**Data supplied:**

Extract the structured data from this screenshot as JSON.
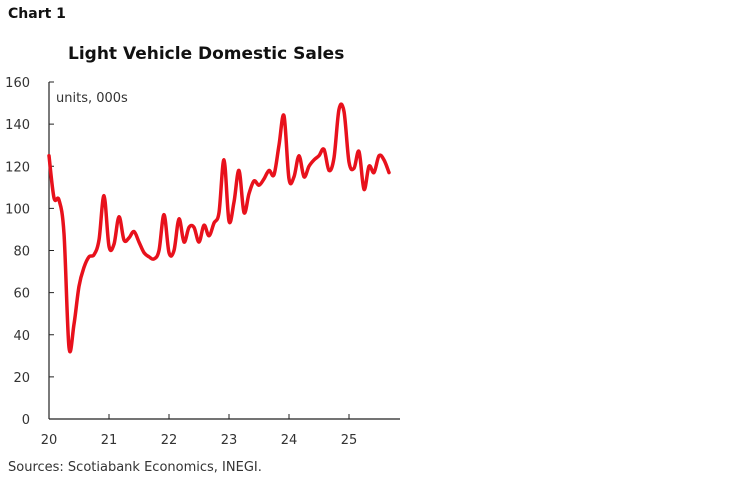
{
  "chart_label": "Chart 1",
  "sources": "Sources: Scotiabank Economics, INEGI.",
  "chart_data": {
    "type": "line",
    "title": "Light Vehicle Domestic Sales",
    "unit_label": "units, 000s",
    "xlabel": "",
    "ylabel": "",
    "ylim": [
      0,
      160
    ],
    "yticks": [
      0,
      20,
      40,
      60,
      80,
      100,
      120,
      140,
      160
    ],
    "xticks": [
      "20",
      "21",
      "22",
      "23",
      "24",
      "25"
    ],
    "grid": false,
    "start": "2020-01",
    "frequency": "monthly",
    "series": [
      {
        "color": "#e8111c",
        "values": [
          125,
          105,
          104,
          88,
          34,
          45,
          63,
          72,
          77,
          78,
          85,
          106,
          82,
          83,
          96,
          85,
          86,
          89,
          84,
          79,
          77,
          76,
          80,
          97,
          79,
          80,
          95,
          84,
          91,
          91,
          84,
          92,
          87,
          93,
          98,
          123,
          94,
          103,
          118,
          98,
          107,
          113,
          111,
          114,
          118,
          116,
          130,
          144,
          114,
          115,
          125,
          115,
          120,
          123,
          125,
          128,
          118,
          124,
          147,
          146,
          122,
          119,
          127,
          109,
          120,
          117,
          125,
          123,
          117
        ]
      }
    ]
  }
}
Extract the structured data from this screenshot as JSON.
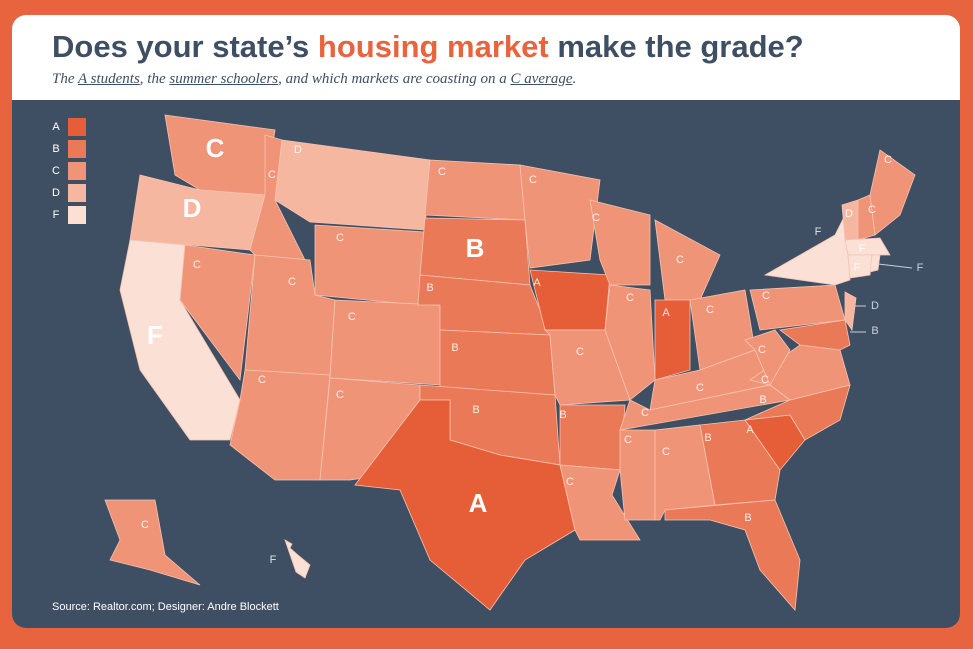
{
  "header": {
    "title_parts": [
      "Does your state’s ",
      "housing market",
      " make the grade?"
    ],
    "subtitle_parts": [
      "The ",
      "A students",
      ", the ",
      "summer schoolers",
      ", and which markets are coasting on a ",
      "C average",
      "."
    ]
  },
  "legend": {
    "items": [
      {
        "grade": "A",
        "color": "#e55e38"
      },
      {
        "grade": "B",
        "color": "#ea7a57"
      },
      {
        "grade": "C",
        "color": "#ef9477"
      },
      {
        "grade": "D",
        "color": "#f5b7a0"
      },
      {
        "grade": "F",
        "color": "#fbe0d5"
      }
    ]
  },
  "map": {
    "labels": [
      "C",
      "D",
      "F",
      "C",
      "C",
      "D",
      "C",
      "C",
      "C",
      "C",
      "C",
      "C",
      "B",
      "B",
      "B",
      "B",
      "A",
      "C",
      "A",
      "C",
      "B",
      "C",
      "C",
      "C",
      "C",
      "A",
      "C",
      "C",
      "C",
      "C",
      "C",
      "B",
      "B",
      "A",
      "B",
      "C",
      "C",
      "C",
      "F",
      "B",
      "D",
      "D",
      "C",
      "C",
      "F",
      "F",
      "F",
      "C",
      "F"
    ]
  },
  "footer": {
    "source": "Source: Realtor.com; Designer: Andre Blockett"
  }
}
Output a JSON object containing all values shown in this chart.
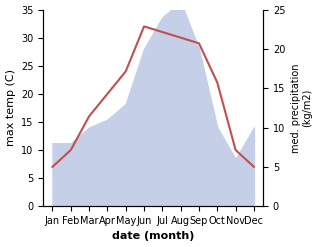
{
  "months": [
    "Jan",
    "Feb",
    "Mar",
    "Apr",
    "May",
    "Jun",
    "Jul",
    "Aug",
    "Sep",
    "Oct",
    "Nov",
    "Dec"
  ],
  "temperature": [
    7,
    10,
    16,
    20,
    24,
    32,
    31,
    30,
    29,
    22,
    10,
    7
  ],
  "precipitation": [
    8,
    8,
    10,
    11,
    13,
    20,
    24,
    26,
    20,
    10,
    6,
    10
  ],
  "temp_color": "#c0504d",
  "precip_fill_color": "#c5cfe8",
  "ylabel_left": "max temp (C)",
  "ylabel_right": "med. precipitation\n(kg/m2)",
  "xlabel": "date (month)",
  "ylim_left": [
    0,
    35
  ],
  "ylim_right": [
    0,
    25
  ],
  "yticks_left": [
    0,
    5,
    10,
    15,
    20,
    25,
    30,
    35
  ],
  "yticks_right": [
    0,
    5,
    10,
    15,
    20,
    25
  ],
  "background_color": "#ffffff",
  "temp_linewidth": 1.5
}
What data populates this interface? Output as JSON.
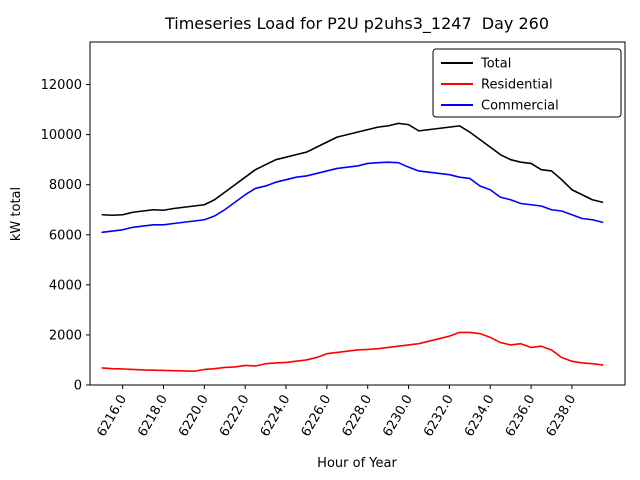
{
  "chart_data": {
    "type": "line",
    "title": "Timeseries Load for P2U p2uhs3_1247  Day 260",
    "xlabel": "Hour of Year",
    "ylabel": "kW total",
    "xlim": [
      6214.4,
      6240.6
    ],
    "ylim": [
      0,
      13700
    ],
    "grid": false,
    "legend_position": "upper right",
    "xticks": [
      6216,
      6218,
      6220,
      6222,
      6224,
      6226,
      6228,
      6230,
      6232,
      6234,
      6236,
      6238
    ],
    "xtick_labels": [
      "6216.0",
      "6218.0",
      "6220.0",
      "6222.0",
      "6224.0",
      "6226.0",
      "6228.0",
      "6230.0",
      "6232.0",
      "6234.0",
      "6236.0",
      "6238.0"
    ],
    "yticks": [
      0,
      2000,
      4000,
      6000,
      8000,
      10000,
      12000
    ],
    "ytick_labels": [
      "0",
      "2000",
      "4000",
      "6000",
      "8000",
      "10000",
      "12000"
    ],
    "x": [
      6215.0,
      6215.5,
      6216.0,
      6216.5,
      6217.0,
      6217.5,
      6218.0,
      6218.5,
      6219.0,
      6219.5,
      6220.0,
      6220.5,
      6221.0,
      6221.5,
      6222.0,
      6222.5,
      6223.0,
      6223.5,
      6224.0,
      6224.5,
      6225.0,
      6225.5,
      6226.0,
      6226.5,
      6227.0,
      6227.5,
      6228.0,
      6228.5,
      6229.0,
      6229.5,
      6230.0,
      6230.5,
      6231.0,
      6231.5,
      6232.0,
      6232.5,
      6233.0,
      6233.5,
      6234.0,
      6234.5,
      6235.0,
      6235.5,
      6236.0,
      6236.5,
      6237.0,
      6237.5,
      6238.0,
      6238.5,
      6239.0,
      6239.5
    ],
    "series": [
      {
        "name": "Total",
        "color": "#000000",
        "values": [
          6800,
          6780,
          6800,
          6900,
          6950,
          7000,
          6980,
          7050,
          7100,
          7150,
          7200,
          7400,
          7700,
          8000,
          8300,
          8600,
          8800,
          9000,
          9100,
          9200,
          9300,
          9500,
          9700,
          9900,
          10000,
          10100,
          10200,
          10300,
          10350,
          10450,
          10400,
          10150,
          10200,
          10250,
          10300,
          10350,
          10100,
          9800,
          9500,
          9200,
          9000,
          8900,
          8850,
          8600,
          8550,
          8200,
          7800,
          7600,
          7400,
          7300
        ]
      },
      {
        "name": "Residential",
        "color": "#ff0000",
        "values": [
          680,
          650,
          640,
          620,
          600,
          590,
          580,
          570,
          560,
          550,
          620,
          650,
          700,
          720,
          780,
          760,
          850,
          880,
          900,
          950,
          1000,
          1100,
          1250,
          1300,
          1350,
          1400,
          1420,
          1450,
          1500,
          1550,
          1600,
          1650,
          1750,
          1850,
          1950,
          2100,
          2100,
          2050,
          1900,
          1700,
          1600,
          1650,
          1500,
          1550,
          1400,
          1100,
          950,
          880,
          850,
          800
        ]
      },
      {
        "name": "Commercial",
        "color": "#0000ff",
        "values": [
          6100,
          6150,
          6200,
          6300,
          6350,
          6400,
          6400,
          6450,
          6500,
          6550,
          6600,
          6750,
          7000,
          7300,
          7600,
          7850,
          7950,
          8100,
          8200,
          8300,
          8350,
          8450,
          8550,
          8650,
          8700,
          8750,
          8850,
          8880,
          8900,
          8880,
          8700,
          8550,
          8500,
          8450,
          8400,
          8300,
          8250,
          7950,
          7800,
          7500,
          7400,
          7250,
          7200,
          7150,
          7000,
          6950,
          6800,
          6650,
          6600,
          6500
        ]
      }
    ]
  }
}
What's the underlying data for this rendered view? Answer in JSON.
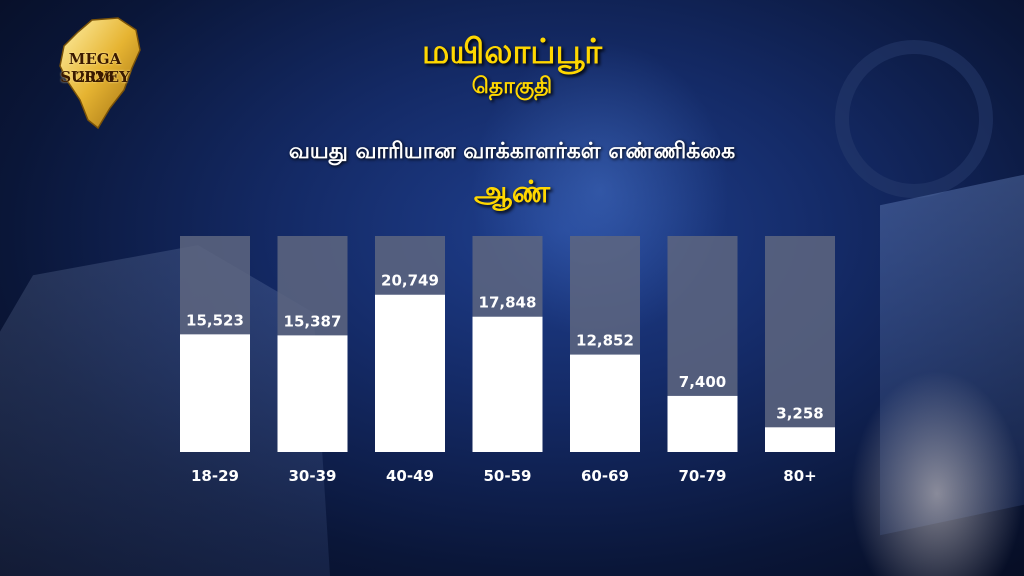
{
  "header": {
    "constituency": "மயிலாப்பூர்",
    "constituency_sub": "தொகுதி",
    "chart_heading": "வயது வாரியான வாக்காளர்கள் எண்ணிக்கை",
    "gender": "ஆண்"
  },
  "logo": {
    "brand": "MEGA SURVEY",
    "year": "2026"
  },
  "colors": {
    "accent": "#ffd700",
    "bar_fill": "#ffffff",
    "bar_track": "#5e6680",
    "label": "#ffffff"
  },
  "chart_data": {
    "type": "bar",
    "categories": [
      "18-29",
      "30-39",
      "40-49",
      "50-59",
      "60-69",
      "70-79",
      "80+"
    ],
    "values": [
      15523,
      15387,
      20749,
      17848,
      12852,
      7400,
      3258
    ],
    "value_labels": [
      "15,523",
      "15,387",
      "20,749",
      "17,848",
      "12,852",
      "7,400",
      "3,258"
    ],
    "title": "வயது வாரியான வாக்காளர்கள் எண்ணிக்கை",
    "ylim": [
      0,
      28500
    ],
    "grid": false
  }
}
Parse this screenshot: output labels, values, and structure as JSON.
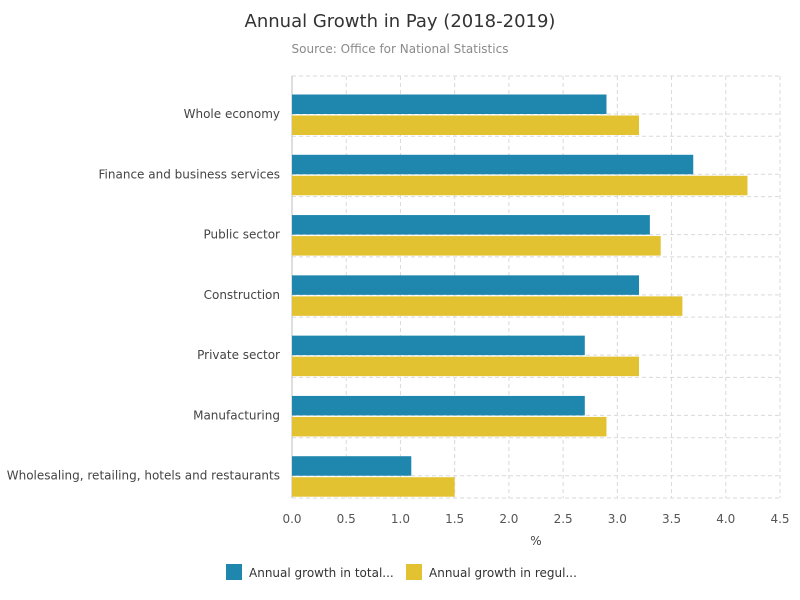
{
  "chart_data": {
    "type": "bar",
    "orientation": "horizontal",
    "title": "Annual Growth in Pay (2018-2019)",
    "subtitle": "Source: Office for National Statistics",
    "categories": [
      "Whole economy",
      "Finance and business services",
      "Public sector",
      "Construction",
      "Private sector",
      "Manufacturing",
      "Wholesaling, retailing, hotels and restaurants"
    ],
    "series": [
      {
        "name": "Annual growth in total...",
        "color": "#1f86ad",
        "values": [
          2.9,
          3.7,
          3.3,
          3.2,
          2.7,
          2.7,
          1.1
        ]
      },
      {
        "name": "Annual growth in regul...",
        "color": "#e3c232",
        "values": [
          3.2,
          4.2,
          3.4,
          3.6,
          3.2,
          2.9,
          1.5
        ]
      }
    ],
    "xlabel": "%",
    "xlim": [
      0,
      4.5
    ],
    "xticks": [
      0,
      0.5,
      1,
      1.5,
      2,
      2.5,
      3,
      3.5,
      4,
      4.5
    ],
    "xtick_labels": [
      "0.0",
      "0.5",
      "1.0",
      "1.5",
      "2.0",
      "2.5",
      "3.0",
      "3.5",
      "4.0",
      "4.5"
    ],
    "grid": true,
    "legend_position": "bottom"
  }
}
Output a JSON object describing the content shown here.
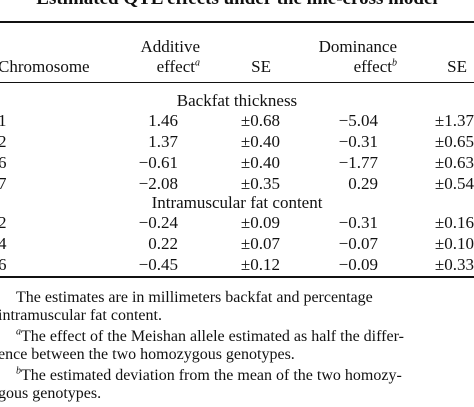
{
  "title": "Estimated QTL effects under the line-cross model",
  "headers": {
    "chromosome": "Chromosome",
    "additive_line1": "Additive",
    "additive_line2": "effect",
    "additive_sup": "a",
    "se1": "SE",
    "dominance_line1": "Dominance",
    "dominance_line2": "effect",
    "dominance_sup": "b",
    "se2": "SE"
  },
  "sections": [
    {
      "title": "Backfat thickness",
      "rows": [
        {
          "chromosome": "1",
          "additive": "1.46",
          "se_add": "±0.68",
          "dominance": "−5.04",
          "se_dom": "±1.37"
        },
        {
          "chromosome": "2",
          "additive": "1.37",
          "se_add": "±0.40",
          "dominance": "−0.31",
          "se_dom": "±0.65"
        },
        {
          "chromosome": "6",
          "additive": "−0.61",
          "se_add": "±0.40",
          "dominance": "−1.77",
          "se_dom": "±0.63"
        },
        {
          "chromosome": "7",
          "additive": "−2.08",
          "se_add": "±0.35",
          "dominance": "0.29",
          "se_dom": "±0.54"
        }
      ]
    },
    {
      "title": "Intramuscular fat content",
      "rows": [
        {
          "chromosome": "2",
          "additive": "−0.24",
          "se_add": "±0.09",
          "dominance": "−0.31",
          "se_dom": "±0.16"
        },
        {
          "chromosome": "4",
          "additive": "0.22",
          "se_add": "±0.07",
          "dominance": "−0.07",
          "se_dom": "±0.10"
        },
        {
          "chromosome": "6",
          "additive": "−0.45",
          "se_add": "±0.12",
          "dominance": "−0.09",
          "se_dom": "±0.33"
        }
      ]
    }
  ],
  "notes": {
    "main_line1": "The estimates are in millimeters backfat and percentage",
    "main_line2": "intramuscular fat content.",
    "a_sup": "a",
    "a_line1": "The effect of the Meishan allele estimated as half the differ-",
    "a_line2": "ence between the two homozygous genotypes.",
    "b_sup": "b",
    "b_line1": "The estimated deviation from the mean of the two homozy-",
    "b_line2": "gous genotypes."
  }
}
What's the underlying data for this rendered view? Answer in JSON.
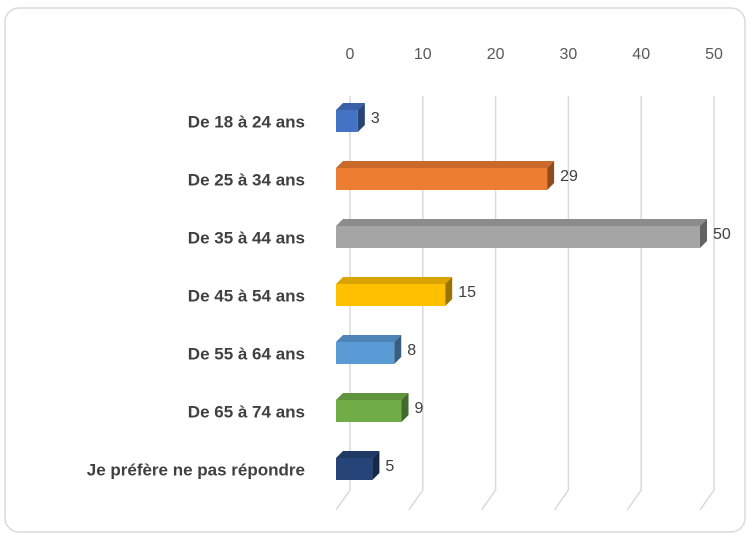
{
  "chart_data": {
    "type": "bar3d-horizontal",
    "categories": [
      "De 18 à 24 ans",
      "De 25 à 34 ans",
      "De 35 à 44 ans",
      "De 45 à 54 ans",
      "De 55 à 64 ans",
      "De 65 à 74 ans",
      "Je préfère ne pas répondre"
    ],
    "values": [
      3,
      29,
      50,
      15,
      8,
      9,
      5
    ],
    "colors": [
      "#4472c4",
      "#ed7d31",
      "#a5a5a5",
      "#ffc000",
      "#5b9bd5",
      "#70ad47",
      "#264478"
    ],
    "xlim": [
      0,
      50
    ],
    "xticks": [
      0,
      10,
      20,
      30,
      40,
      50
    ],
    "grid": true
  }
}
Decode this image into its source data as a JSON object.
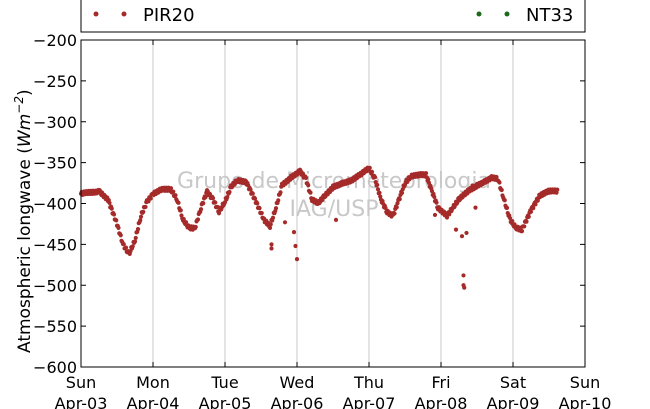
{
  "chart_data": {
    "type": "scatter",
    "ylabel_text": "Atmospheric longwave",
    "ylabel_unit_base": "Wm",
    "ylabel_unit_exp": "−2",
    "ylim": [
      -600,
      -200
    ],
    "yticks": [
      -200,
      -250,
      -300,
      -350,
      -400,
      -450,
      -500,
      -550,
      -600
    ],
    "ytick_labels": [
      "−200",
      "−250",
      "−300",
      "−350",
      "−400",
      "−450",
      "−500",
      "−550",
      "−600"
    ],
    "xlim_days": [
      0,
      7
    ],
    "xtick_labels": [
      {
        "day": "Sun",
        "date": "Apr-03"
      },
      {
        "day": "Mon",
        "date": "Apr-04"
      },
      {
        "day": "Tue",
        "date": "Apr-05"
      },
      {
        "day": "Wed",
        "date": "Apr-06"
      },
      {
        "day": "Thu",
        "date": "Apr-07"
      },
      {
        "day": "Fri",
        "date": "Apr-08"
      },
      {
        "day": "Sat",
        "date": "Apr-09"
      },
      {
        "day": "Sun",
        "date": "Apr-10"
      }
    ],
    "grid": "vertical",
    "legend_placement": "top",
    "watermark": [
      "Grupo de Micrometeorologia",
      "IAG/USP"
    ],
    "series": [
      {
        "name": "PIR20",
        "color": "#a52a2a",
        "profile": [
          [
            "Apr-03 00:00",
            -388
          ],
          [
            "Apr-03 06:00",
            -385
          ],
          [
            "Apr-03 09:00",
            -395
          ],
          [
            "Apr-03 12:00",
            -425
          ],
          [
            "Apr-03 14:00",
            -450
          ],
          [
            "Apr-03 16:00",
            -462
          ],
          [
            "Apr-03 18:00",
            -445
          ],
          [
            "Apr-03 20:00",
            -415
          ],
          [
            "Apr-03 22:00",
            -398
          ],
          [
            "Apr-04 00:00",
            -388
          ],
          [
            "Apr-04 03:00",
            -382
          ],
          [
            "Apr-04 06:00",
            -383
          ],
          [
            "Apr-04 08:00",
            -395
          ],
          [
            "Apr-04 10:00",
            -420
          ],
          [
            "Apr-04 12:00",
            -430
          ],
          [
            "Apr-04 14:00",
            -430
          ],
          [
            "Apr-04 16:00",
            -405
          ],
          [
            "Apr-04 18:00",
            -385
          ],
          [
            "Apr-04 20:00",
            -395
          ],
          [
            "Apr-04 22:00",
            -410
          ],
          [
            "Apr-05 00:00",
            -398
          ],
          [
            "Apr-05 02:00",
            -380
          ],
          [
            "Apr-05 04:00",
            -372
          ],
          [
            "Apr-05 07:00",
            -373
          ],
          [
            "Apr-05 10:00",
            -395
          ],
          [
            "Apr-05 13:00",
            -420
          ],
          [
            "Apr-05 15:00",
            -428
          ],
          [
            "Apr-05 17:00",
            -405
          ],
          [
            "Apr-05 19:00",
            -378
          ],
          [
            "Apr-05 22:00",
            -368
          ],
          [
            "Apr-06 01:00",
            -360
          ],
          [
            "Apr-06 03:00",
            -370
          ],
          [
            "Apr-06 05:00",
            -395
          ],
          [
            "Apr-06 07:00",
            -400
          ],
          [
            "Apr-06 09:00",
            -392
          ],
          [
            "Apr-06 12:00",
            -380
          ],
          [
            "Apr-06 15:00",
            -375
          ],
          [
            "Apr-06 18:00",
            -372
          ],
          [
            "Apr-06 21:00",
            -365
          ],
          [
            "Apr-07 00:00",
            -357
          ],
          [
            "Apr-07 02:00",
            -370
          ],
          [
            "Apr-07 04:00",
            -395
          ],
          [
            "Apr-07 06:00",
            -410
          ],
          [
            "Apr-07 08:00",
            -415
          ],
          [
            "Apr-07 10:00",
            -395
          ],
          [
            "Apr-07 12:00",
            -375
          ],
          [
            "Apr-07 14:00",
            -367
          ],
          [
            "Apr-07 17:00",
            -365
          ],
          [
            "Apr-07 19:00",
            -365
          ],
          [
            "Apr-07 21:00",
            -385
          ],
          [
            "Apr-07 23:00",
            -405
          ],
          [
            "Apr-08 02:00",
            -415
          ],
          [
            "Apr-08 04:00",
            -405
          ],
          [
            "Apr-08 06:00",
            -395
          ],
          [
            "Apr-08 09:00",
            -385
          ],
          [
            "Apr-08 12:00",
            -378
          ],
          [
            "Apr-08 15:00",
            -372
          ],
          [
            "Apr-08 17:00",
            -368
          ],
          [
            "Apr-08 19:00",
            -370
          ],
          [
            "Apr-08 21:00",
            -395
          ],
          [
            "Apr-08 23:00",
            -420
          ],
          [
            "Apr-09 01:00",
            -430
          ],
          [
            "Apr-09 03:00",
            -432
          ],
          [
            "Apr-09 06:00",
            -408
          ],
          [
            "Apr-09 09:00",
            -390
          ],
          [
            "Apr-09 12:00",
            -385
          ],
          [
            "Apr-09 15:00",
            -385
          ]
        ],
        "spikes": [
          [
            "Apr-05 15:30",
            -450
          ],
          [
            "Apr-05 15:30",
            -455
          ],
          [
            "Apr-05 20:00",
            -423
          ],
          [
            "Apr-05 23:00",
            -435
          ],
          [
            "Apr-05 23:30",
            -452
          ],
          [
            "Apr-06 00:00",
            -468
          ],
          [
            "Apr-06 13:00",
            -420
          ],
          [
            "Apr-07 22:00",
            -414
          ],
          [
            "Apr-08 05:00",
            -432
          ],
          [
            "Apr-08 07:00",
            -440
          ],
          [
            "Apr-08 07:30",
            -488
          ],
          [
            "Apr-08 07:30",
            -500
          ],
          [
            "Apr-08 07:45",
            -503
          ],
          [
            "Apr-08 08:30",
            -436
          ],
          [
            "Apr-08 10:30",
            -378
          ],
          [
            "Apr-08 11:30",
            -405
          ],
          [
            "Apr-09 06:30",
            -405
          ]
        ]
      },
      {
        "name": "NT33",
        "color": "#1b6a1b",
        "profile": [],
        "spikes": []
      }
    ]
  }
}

**Written request:** Gather, from the listing above, every line carrying the word "precipitation".

**Answer in full:**
  "precipitation": [
  "ylabel_right": "med. precipitation\n(kg/m2)",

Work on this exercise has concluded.